** start **

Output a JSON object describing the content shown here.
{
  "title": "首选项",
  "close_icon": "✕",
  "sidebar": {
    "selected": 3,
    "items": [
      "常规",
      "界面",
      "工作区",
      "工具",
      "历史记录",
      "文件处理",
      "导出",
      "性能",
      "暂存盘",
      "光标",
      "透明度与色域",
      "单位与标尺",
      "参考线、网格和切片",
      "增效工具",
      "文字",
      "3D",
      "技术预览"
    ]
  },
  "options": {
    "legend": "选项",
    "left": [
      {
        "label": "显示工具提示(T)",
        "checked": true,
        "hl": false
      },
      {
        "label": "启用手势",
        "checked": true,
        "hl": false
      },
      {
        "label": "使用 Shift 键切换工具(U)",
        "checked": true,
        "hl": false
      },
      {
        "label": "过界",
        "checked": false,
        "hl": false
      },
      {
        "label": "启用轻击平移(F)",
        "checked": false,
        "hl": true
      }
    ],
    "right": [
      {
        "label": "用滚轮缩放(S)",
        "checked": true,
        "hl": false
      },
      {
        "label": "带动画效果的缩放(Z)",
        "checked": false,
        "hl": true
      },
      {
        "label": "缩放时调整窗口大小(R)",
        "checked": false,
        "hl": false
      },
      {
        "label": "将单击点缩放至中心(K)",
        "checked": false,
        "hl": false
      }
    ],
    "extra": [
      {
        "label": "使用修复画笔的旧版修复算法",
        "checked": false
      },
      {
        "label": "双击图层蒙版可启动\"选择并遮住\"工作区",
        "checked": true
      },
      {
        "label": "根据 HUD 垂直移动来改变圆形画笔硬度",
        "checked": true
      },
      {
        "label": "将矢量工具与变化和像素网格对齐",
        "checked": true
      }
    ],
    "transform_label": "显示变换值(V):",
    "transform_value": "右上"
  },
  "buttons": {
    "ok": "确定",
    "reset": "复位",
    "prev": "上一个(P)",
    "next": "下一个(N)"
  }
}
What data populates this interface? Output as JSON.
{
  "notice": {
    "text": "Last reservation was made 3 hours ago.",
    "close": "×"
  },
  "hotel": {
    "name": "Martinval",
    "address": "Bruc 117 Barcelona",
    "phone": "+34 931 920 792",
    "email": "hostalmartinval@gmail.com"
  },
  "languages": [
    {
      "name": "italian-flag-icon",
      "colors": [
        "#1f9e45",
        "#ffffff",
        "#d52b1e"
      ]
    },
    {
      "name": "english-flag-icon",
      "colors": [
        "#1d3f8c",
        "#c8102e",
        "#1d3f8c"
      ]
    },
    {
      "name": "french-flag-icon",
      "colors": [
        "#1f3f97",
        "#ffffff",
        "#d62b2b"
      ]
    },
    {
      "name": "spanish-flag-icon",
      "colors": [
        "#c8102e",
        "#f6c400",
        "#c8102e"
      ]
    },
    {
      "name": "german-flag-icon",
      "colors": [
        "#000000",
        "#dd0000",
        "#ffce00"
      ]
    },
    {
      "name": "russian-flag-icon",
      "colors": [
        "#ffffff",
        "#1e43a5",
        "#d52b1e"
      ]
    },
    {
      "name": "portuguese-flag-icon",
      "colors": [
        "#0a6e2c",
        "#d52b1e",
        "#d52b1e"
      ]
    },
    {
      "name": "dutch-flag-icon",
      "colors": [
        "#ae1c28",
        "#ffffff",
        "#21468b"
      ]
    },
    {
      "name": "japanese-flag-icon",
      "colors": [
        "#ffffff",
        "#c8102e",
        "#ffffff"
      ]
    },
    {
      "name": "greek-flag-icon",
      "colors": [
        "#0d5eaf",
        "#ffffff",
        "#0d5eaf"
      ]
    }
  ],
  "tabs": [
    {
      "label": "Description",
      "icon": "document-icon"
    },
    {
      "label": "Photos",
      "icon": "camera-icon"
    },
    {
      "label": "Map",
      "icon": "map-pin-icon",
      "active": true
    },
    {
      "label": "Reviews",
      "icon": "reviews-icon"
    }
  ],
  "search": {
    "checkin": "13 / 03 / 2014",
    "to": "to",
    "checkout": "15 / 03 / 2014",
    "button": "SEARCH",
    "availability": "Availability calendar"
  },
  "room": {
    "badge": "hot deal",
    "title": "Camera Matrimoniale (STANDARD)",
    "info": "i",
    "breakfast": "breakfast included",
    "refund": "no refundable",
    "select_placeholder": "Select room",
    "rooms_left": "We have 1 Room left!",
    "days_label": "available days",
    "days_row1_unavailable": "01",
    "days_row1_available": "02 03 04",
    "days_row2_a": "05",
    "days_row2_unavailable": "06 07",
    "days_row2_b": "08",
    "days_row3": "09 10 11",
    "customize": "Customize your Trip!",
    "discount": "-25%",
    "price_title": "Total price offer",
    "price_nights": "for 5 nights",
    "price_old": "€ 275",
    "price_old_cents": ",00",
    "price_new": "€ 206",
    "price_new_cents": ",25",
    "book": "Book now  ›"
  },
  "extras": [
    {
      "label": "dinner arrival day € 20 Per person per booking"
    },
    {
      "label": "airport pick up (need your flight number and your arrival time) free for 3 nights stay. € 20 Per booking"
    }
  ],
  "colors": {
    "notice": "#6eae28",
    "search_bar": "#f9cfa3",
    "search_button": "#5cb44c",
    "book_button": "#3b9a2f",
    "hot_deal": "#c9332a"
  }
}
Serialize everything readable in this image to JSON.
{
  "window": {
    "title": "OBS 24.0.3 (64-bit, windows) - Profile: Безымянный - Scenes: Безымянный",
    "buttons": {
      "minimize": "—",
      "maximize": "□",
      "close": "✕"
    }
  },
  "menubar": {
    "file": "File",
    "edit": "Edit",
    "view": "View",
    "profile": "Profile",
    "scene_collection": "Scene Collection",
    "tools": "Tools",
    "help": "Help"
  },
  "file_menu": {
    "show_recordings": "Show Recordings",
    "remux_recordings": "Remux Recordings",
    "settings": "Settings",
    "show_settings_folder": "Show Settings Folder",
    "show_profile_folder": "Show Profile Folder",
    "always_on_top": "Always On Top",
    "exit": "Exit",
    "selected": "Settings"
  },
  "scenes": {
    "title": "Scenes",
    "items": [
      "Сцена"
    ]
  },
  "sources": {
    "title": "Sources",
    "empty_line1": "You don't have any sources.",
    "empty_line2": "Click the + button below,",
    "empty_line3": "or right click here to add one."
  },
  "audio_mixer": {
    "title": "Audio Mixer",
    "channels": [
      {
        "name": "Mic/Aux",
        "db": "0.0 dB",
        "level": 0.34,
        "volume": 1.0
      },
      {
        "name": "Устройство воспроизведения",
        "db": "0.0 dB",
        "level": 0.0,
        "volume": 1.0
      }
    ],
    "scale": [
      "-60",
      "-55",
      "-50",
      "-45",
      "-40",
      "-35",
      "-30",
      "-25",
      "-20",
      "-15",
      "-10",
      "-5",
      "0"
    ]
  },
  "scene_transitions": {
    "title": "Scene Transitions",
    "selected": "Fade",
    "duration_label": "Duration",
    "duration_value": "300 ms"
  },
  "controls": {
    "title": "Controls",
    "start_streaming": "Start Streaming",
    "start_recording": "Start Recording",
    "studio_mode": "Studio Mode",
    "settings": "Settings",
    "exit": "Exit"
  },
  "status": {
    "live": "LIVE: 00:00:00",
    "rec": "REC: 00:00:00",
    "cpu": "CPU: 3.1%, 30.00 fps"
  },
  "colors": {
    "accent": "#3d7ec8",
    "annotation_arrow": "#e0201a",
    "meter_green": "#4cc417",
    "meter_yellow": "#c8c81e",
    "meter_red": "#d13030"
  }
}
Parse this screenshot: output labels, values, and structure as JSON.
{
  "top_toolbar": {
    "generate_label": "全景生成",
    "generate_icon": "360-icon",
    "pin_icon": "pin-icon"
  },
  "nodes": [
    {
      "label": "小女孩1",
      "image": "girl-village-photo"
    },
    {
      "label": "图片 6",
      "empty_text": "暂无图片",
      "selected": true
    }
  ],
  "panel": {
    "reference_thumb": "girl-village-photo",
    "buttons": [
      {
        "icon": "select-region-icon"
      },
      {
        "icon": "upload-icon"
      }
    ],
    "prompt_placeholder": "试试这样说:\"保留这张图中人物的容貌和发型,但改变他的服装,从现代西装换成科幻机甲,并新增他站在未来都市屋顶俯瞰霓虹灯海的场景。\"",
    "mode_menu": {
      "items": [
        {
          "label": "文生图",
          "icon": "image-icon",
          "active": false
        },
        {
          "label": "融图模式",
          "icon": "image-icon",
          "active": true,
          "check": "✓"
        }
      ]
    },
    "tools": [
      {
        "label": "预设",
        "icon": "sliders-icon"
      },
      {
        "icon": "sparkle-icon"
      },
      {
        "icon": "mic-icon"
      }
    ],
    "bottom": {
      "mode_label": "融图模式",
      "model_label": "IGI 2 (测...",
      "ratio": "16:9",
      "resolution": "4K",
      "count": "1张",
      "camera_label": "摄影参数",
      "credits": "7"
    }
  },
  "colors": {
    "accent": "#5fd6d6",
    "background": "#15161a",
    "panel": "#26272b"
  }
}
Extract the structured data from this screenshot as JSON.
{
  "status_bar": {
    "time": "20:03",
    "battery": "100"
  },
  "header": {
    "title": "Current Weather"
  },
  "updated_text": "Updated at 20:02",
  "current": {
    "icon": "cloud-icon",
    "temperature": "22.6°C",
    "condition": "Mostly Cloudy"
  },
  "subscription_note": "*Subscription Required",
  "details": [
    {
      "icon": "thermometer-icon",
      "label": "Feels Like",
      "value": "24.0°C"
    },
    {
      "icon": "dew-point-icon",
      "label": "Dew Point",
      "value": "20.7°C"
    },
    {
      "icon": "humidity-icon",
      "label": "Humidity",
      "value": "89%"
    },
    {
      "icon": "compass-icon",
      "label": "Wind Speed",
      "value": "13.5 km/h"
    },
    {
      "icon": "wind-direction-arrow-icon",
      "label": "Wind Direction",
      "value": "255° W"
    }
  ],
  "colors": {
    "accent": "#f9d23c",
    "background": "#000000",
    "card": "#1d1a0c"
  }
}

** end **

• [Work to be completed]: From the listing above, find the number of lines with the word "arrival" in them. Answer with the number only.

• [Solution for this problem]: 2